WRITTEN INSTRUCTION: Below is a listing. Gather each line of it that contains "connections".
----- DATA SECTION -----
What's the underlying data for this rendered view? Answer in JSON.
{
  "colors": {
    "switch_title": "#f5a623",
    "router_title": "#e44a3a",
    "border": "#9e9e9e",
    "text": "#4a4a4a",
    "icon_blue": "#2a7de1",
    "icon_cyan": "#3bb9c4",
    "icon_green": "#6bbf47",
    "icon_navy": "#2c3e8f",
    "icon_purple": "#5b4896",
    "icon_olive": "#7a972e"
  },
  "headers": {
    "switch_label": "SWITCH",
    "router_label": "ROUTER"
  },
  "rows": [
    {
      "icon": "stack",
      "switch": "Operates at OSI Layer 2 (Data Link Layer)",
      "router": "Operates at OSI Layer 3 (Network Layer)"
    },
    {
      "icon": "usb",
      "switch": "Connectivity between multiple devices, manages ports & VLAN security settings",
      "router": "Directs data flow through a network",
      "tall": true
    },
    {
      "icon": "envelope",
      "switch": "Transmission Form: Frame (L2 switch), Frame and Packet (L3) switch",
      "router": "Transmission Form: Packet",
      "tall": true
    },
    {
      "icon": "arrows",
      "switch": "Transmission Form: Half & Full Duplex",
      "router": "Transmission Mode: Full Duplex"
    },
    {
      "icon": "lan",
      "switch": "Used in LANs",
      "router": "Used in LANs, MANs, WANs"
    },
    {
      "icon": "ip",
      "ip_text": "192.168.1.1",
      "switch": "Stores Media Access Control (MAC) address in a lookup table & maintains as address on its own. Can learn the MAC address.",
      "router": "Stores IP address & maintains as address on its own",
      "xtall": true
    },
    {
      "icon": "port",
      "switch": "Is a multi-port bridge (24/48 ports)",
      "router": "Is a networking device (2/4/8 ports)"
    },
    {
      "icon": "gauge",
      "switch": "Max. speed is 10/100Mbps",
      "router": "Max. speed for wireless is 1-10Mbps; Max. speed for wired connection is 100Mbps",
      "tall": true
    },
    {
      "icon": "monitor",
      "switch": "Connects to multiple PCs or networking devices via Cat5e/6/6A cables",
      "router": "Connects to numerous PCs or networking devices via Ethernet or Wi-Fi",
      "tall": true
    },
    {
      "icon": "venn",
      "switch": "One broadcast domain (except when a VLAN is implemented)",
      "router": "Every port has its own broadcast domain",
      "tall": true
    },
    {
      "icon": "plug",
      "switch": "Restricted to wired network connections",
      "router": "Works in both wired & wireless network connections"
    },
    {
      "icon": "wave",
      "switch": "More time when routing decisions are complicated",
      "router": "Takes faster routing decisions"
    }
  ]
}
-----
COMPLETE ANSWER:
      "switch": "Restricted to wired network connections",
      "router": "Works in both wired & wireless network connections"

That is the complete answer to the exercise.